Stated exercise
Check each line of the listing below for the string "this", and give only how many lines hold it.

━━━

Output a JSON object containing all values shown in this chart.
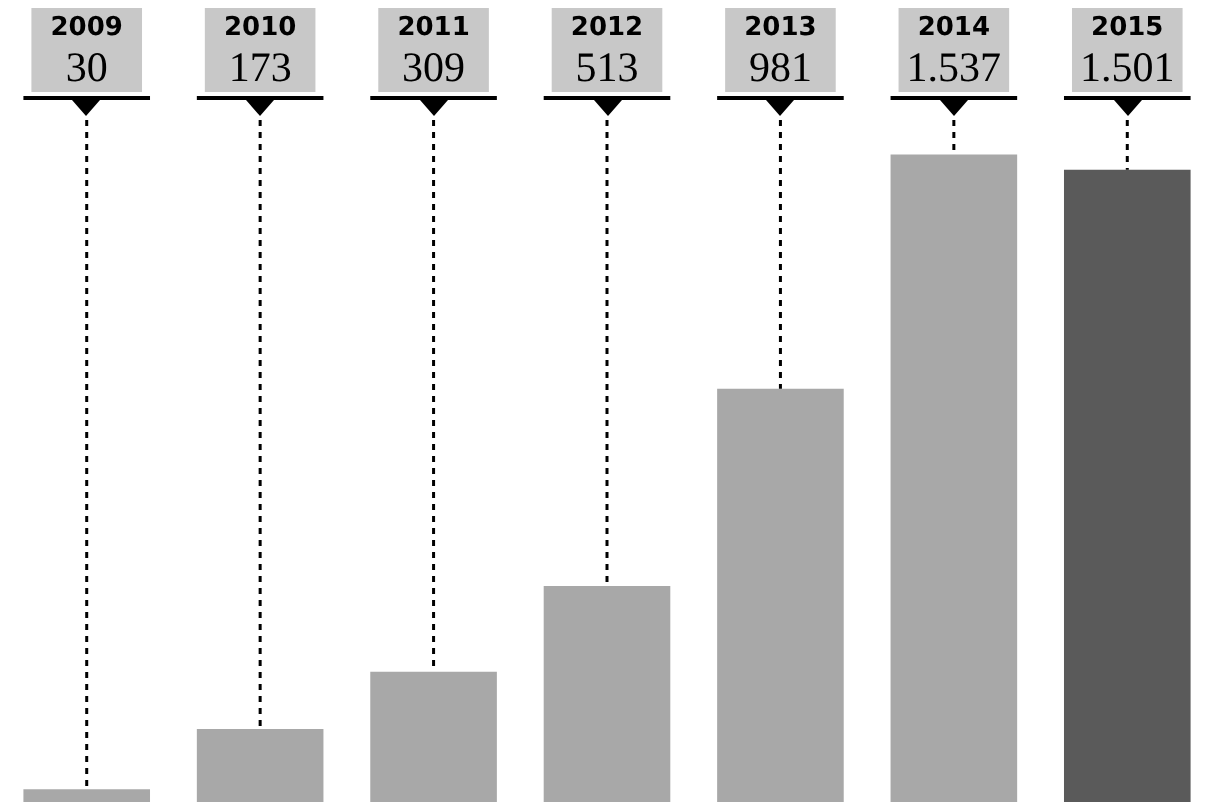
{
  "chart_data": {
    "type": "bar",
    "categories": [
      "2009",
      "2010",
      "2011",
      "2012",
      "2013",
      "2014",
      "2015"
    ],
    "values": [
      30,
      173,
      309,
      513,
      981,
      1537,
      1501
    ],
    "value_labels": [
      "30",
      "173",
      "309",
      "513",
      "981",
      "1.537",
      "1.501"
    ],
    "colors": [
      "#a8a8a8",
      "#a8a8a8",
      "#a8a8a8",
      "#a8a8a8",
      "#a8a8a8",
      "#a8a8a8",
      "#5a5a5a"
    ],
    "grid": "x",
    "legend": false
  }
}
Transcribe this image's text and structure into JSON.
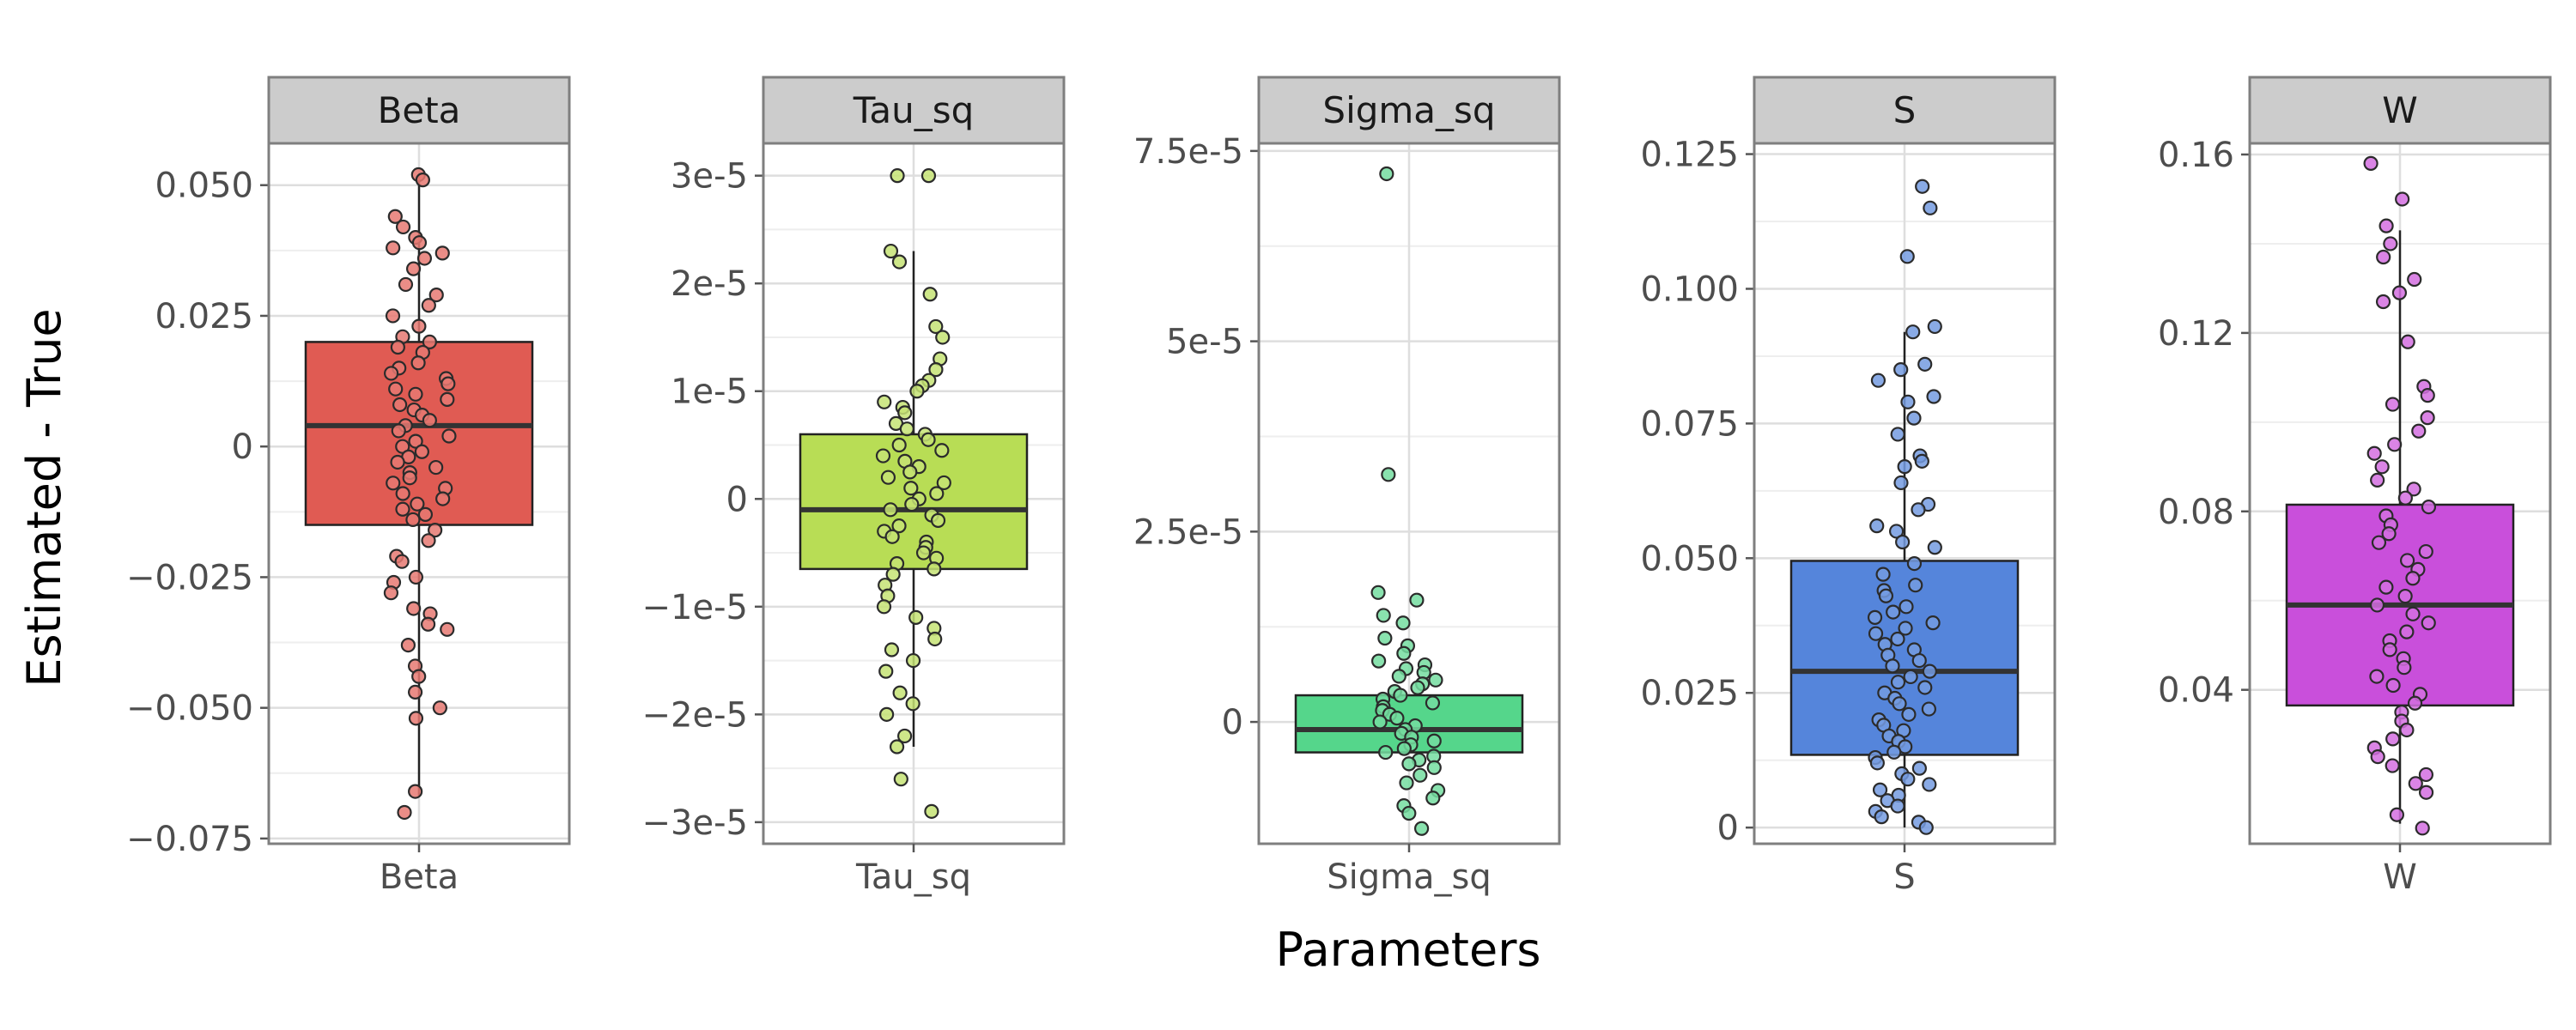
{
  "chart_data": {
    "type": "boxplot",
    "xlabel": "Parameters",
    "ylabel": "Estimated - True",
    "facets": [
      {
        "name": "Beta",
        "x_tick_label": "Beta",
        "color": "#e05b53",
        "ylim": [
          -0.076,
          0.058
        ],
        "y_ticks": [
          -0.075,
          -0.05,
          -0.025,
          0,
          0.025,
          0.05
        ],
        "y_tick_labels": [
          "−0.075",
          "−0.050",
          "−0.025",
          "0",
          "0.025",
          "0.050"
        ],
        "box": {
          "q1": -0.015,
          "median": 0.004,
          "q3": 0.02,
          "whisker_low": -0.067,
          "whisker_high": 0.052
        },
        "points": [
          0.052,
          0.051,
          0.044,
          0.042,
          0.04,
          0.039,
          0.038,
          0.037,
          0.036,
          0.034,
          0.031,
          0.029,
          0.027,
          0.025,
          0.023,
          0.021,
          0.02,
          0.019,
          0.018,
          0.016,
          0.015,
          0.014,
          0.013,
          0.012,
          0.011,
          0.01,
          0.009,
          0.008,
          0.007,
          0.006,
          0.005,
          0.004,
          0.003,
          0.002,
          0.001,
          0.0,
          -0.001,
          -0.002,
          -0.003,
          -0.004,
          -0.005,
          -0.006,
          -0.007,
          -0.008,
          -0.009,
          -0.01,
          -0.011,
          -0.012,
          -0.013,
          -0.014,
          -0.016,
          -0.018,
          -0.021,
          -0.022,
          -0.025,
          -0.026,
          -0.028,
          -0.031,
          -0.032,
          -0.034,
          -0.035,
          -0.038,
          -0.042,
          -0.044,
          -0.047,
          -0.05,
          -0.052,
          -0.066,
          -0.07
        ]
      },
      {
        "name": "Tau_sq",
        "x_tick_label": "Tau_sq",
        "color": "#b8dd55",
        "ylim": [
          -3.2e-05,
          3.3e-05
        ],
        "y_ticks": [
          -3e-05,
          -2e-05,
          -1e-05,
          0,
          1e-05,
          2e-05,
          3e-05
        ],
        "y_tick_labels": [
          "−3e-5",
          "−2e-5",
          "−1e-5",
          "0",
          "1e-5",
          "2e-5",
          "3e-5"
        ],
        "box": {
          "q1": -6.5e-06,
          "median": -1e-06,
          "q3": 6e-06,
          "whisker_low": -2.3e-05,
          "whisker_high": 2.3e-05
        },
        "points": [
          3e-05,
          3e-05,
          2.3e-05,
          2.2e-05,
          1.9e-05,
          1.6e-05,
          1.5e-05,
          1.3e-05,
          1.2e-05,
          1.1e-05,
          1.05e-05,
          1e-05,
          9e-06,
          8.5e-06,
          8e-06,
          7e-06,
          6.5e-06,
          6e-06,
          5.5e-06,
          5e-06,
          4.5e-06,
          4e-06,
          3.5e-06,
          3e-06,
          2.5e-06,
          2e-06,
          1.5e-06,
          1e-06,
          5e-07,
          0,
          -5e-07,
          -1e-06,
          -1.5e-06,
          -2e-06,
          -2.5e-06,
          -3e-06,
          -3.5e-06,
          -4e-06,
          -4.5e-06,
          -5e-06,
          -5.5e-06,
          -6e-06,
          -6.5e-06,
          -7e-06,
          -8e-06,
          -9e-06,
          -1e-05,
          -1.1e-05,
          -1.2e-05,
          -1.3e-05,
          -1.4e-05,
          -1.5e-05,
          -1.6e-05,
          -1.8e-05,
          -1.9e-05,
          -2e-05,
          -2.2e-05,
          -2.3e-05,
          -2.6e-05,
          -2.9e-05
        ]
      },
      {
        "name": "Sigma_sq",
        "x_tick_label": "Sigma_sq",
        "color": "#55d68b",
        "ylim": [
          -1.6e-05,
          7.6e-05
        ],
        "y_ticks": [
          0,
          2.5e-05,
          5e-05,
          7.5e-05
        ],
        "y_tick_labels": [
          "0",
          "2.5e-5",
          "5e-5",
          "7.5e-5"
        ],
        "box": {
          "q1": -4e-06,
          "median": -1e-06,
          "q3": 3.5e-06,
          "whisker_low": -4e-06,
          "whisker_high": 3.5e-06
        },
        "points": [
          7.2e-05,
          3.25e-05,
          1.7e-05,
          1.6e-05,
          1.4e-05,
          1.3e-05,
          1.1e-05,
          1e-05,
          9e-06,
          8e-06,
          7.5e-06,
          7e-06,
          6.5e-06,
          6e-06,
          5.5e-06,
          5e-06,
          4.5e-06,
          4e-06,
          3.5e-06,
          3e-06,
          2.5e-06,
          2e-06,
          1.5e-06,
          1e-06,
          5e-07,
          0,
          -5e-07,
          -1e-06,
          -1.5e-06,
          -2e-06,
          -2.5e-06,
          -3e-06,
          -3.5e-06,
          -4e-06,
          -4.5e-06,
          -5e-06,
          -5.5e-06,
          -6e-06,
          -7e-06,
          -8e-06,
          -9e-06,
          -1e-05,
          -1.1e-05,
          -1.2e-05,
          -1.4e-05
        ]
      },
      {
        "name": "S",
        "x_tick_label": "S",
        "color": "#5585db",
        "ylim": [
          -0.003,
          0.127
        ],
        "y_ticks": [
          0,
          0.025,
          0.05,
          0.075,
          0.1,
          0.125
        ],
        "y_tick_labels": [
          "0",
          "0.025",
          "0.050",
          "0.075",
          "0.100",
          "0.125"
        ],
        "box": {
          "q1": 0.0135,
          "median": 0.029,
          "q3": 0.0495,
          "whisker_low": 0.0,
          "whisker_high": 0.092
        },
        "points": [
          0.119,
          0.115,
          0.106,
          0.093,
          0.092,
          0.086,
          0.085,
          0.083,
          0.08,
          0.079,
          0.076,
          0.073,
          0.069,
          0.068,
          0.067,
          0.064,
          0.06,
          0.059,
          0.056,
          0.055,
          0.053,
          0.052,
          0.049,
          0.047,
          0.045,
          0.044,
          0.043,
          0.041,
          0.04,
          0.039,
          0.038,
          0.037,
          0.036,
          0.035,
          0.034,
          0.033,
          0.032,
          0.031,
          0.03,
          0.029,
          0.028,
          0.027,
          0.026,
          0.025,
          0.024,
          0.023,
          0.022,
          0.021,
          0.02,
          0.019,
          0.018,
          0.017,
          0.016,
          0.015,
          0.014,
          0.013,
          0.012,
          0.011,
          0.01,
          0.009,
          0.008,
          0.007,
          0.006,
          0.005,
          0.004,
          0.003,
          0.002,
          0.001,
          0.0
        ]
      },
      {
        "name": "W",
        "x_tick_label": "W",
        "color": "#c94fdb",
        "ylim": [
          0.0055,
          0.1625
        ],
        "y_ticks": [
          0.04,
          0.08,
          0.12,
          0.16
        ],
        "y_tick_labels": [
          "0.04",
          "0.08",
          "0.12",
          "0.16"
        ],
        "box": {
          "q1": 0.0365,
          "median": 0.059,
          "q3": 0.0815,
          "whisker_low": 0.01,
          "whisker_high": 0.143
        },
        "points": [
          0.158,
          0.15,
          0.144,
          0.14,
          0.137,
          0.132,
          0.129,
          0.127,
          0.118,
          0.108,
          0.106,
          0.104,
          0.101,
          0.098,
          0.095,
          0.093,
          0.09,
          0.087,
          0.085,
          0.083,
          0.081,
          0.079,
          0.077,
          0.075,
          0.073,
          0.071,
          0.069,
          0.067,
          0.065,
          0.063,
          0.061,
          0.059,
          0.057,
          0.055,
          0.053,
          0.051,
          0.049,
          0.047,
          0.045,
          0.043,
          0.041,
          0.039,
          0.037,
          0.035,
          0.033,
          0.031,
          0.029,
          0.027,
          0.025,
          0.023,
          0.021,
          0.019,
          0.017,
          0.012,
          0.009
        ]
      }
    ]
  }
}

━━━

The reply
2